▶ Texte extrait:
On atteint ici les limites de l’ouvrage de Jonathan Weiner. Le lecteur néophyte a
en effet bien du mal à juger de la crédibilité des propositions contre le vieillissement. Et cela d’autant plus que c’est principalement autour de la figure d’Aubrey
de Grey qu’est construit l’ouvrage, personnage contesté dans le monde des gérontologues. Quant aux réflexions sur les conséquences sociales et psychologiques d’un
allongement substantiel de la vie, elles restent convenues. La lecture de Enhancing
Evolution8, du professeur de bioéthique John Harris, est plus décapante : on y trouve
une défense aussi provocante que convaincante de l’amélioration artificielle des êtres
humains qui démonte une à une les objections les plus couramment avancées contre
ce type de manipulations.

▶ Extraits de données:
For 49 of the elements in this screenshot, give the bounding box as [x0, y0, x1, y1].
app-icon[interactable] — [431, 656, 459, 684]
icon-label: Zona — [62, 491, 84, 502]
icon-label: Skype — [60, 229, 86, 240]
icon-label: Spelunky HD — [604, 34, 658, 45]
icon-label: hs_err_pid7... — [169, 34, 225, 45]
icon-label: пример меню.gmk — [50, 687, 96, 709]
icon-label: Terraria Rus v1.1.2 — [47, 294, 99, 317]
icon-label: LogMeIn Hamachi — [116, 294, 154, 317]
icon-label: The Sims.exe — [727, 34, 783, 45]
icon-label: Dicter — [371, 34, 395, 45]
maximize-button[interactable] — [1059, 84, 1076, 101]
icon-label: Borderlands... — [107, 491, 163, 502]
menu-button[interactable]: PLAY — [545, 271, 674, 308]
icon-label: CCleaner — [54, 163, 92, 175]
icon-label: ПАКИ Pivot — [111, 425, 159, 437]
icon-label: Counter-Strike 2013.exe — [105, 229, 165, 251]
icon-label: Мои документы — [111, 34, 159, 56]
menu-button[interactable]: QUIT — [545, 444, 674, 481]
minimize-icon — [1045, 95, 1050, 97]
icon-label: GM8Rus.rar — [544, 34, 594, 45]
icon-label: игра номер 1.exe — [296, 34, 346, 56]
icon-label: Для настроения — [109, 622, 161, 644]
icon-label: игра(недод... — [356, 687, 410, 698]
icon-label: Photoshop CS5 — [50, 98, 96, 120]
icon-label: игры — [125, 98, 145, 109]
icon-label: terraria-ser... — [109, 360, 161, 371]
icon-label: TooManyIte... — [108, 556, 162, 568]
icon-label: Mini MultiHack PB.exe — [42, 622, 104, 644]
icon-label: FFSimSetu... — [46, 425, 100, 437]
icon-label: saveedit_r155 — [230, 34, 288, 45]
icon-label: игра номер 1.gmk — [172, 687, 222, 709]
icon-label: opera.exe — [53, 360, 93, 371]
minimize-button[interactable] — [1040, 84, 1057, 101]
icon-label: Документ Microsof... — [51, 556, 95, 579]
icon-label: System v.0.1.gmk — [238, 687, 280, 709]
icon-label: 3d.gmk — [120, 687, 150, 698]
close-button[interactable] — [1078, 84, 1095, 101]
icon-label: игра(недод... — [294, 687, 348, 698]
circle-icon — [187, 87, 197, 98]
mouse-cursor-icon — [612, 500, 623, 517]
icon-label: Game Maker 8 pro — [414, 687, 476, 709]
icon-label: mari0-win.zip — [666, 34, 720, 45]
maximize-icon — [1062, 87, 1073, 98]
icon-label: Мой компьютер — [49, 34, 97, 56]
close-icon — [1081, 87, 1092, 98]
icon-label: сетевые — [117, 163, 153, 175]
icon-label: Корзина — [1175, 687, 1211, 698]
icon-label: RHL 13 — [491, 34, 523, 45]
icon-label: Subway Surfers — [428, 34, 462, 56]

▶ Consigne:
Répondez brièvement aux questions suivantes d'après le texte extrait :
(a) Autour de quel personnage l'ouvrage de Jonathan Weiner est-il principalement construit ?
(b) Quelle fonction le texte attribue-t-il à John Harris ?
(c) Que défend l'ouvrage Enhancing Evolution ?

▶ Corrigé:
(a) Aubrey de Grey.
(b) Professeur de bioéthique.
(c) L'amélioration artificielle des êtres humains.